PASSAGE SHOWN:
• • • • •
Some of the groups issuing from that succession of splits formed the Anglican Church in America (ACA) and the Anglican Catholic Church of Canada (ACCC) among others. These ecclesial bodies in the early 1990’s formed the Traditional Anglican Communion (TAC). Only the TAC continues on the Rome-bound lines of the erstwhile Pro-Diocese of St. Augustine of Canterbury, and the history of the Portsmouth Letter of October 2007 to the present day needs to be properly documented in other articles and books. The TAC also entered into communion with Forward in Faith, and this relationship has remained in force ever since.
Some of the other continuing bodies object to the TAC being in implicit communion with the Anglican Communion through Forward in Faith, because this would imply communicatio in sacris with those who are themselves “in communion with” female clergy. Thus the invalidity of some causes the invalidity of all! They also object to the whole “Anglo-Papalist” tendency and the movement towards communion with Rome on Rome’s terms in matters of doctrine and ecclesiastical discipline.
Many of the difficulties in Continuing Anglicanism have been caused by disputes between bishops and the eternal question about who is recognised as a genuine and legitimate Continuing Anglican and who are mere “imitations”. Some fell out because of church organisation issues. Thus the Anglican Catholic Church and the Diocese of Christ the King, which became the Anglican Province of Christ the King (APCK), split apart.
Almost none of the continuing bishops had served in that capacity in the “official” Communion, and much heartache was caused by their being unprepared for the role of a bishop. Other problems were caused by issues of diocesan autonomy and who controlled the money and the property. The Anglican Province of America (APA) thus split away from the Anglican Church in America’s Diocese of the Eastern U.S. (DEUS) in 1995.
These early splits of the St Louis movement caused a considerable amount of discouragement and counter measures to unite the “herds of cats”. The Anglican Catholic Church of Canada (ACCC) has been largely successful at keeping out of the American squabbles, and is all the more stable and consistent for it. It has also had the benefit of high-calibre men like Bishops Robert Mercer and Peter Wilkinson.
• • • • •
(A block of data)
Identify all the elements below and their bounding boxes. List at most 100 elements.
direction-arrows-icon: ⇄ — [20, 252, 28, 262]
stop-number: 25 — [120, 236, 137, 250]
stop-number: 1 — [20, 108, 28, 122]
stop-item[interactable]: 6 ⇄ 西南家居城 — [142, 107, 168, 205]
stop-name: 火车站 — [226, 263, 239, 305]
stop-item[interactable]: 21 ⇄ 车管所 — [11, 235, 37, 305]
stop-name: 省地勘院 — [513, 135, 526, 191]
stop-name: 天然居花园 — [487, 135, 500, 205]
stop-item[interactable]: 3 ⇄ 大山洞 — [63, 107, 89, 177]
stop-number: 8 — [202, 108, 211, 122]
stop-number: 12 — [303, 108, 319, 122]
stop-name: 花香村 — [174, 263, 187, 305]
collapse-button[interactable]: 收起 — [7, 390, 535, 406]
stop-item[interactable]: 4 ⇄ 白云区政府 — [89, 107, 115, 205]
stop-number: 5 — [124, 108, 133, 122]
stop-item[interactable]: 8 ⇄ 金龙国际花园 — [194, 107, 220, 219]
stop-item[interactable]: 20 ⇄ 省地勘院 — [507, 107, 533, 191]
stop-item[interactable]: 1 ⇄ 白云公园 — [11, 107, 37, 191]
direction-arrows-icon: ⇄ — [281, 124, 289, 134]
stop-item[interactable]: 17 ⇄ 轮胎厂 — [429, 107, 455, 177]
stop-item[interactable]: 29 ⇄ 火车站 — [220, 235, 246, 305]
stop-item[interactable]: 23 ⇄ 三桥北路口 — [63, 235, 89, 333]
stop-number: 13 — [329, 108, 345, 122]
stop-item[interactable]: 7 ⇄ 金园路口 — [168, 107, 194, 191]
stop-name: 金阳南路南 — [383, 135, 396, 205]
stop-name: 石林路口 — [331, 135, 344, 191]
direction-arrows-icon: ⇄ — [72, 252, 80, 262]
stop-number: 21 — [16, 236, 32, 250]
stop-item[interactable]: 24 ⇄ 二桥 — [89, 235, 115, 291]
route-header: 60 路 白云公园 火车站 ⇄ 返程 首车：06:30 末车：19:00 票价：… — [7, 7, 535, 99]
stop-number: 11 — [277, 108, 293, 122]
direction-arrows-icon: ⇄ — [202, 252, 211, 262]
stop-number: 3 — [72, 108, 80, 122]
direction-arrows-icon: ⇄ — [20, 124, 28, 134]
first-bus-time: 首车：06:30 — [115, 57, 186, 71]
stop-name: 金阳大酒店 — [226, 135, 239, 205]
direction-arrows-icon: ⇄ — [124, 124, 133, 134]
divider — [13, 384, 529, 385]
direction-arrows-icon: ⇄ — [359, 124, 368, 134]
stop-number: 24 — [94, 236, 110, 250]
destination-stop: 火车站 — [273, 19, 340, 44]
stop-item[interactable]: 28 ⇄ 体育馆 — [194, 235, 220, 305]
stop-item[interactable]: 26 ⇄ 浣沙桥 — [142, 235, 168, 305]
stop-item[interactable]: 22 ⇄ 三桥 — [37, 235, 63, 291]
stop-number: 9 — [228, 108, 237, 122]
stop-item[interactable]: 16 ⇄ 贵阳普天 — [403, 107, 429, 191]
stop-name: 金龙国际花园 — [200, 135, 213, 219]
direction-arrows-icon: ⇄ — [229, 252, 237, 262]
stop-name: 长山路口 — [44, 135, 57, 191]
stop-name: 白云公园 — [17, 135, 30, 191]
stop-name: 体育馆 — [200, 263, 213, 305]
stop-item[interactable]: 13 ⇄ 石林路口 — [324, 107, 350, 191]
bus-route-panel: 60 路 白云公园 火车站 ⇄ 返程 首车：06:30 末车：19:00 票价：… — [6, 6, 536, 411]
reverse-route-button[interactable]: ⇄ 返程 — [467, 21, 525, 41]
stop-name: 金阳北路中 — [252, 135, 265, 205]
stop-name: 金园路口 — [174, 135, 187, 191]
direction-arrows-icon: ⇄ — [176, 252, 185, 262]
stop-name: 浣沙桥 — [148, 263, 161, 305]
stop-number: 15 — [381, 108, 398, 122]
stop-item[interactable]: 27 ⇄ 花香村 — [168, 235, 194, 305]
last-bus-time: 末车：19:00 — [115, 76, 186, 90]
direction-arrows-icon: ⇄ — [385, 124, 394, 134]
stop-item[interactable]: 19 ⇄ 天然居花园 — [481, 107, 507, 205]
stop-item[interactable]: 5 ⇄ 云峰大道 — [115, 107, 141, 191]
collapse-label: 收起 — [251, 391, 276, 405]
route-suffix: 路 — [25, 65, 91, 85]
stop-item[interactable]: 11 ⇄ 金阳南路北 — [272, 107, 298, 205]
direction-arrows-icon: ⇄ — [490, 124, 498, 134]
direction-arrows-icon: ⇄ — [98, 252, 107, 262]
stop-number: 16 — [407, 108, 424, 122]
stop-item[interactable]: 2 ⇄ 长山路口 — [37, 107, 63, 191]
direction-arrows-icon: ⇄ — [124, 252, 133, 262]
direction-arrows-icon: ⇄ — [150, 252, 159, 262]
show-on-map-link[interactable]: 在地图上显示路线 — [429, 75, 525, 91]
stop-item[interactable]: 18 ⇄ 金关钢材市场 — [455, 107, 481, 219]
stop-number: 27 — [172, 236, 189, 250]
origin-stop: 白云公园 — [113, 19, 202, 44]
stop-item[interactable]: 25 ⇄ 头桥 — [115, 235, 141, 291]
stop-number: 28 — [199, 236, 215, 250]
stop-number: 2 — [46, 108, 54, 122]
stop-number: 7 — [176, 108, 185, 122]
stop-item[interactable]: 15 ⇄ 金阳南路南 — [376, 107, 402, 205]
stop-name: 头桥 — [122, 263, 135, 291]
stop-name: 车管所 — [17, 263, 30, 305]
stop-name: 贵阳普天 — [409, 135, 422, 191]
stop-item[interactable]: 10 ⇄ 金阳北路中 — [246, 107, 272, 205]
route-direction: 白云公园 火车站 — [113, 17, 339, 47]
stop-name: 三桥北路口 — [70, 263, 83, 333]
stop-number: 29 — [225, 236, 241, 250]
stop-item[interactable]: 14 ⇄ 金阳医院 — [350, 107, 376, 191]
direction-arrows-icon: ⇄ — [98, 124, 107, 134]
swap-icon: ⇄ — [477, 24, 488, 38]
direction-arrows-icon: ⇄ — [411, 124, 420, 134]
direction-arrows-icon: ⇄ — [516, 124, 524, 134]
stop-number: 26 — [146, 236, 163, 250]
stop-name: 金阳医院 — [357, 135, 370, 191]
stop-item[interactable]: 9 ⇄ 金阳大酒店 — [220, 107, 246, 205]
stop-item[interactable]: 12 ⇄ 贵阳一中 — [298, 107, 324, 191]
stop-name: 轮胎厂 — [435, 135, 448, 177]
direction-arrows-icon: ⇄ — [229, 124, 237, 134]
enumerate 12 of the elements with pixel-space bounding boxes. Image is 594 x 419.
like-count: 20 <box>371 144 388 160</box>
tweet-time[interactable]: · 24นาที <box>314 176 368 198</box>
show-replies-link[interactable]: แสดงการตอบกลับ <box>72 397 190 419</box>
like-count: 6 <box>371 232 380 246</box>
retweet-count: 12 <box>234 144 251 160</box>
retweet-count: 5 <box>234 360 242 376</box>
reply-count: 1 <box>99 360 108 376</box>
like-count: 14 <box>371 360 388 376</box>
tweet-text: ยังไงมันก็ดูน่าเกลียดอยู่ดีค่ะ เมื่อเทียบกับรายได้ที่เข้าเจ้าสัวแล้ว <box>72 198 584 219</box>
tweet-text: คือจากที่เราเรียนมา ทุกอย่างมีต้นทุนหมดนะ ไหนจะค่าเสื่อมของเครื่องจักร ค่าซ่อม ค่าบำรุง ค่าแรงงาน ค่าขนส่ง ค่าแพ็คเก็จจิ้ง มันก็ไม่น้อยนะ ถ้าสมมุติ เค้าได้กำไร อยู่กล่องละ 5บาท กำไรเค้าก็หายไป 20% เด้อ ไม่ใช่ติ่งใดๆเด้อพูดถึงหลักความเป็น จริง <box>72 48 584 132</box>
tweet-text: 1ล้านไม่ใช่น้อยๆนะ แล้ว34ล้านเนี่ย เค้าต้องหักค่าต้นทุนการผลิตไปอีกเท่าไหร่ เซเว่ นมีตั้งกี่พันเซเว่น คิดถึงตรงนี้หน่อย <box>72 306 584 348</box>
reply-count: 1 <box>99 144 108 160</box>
• • • • •
REQUESTS:
1. In the passage on Continuing Anglicanism, why do some of the other continuing bodies object to the TAC's implicit communion with the Anglican Communion through Forward in Faith? Answer in one to three sentences.
2. List every church body that the passage on Continuing Anglicanism names together with an abbreviation in parentheses.
3. Write the next part of the passage on Continuing Anglicanism, starting right after its final sentence.
These records come from a separate source.

THE ANSWERS:
1. They object because that communion would imply communicatio in sacris with people who are themselves "in communion with" female clergy. In their view, the invalidity of some would then cause the invalidity of all.

2.
- Anglican Church in America (ACA)
- Anglican Catholic Church of Canada (ACCC)
- Traditional Anglican Communion (TAC)
- Anglican Province of Christ the King (APCK)
- Anglican Province of America (APA)
- Anglican Church in America's Diocese of the Eastern U.S. (DEUS)

3.
From early on, the St Louis movement bishops had the benefit of the “Scranton Touch”, the episcopal lineage of the Polish National Catholic Church through the Philippine Independent Church’s Bishop Francisco Pagtakhan. This could provide a basis for a different evaluation of Continuing Church orders as opposed to those of the Anglican Communion.
From about 1980, many were unhappy by the way the ACC was being run, and there were a number of independent bodies such as the Anglican Rite Jurisdiction of the Americas. Also, from the early days, the High Church predominated in the Continuum, and the Low Church people went their way, forming the United Episcopal Church (UEC), now the United Episcopal Church of North America (UECNA).
The ACC has always been extremely sensitive to the question of valid orders, mainly due to the acid criticism from the ECUSA about the Denver consecrations, unwilling to distinguish between sacramental validity and canonical liceity. The consecrations were in the Canterbury Communion’s eyes irregular, in the same way as the consecrations Archbishop Lefebvre conferred for his priestly Society for Rome. Issues about episcopal lineages and validity have always underlain relations between the ACC and other bodies.
Some of the more spectacular drama has occurred between Archbishop Falk, quondam primate of the ACC and Bishop Anthony Clavier (who has returned to the ECUSA as a priest). Archbishop Falk always had a more positive view to the validity of other people’s ordinations. In 1986, relations were struck up with Bishop Graham Leonard, but the latter ordained female deacons in 1987, thus ending his relationship with the Continuum. Bishop Eric Kemp of Chichester was asked to help patch things up between the ACC and the Anglican Episcopal Church, but he declined to do so.
The story of the splits between the TAC (founded in the early 1990’s as a union of existing continuing Churches) and the ACC is long and convoluted. The Anglican Church in America (ACA) came into being at a unity conference in Deerfield Beach on 3rd October 1991. Their bishops were conditionally re-consecrated by three bishops with impeccable Anglican orders: Bishops Robert Mercer, Robert H. Mize and Charles Boynton. These consecrations were acidly criticised by the rest of the ACC. The ensuing invasions of bishops’ jurisdictions resulted in further bitterness.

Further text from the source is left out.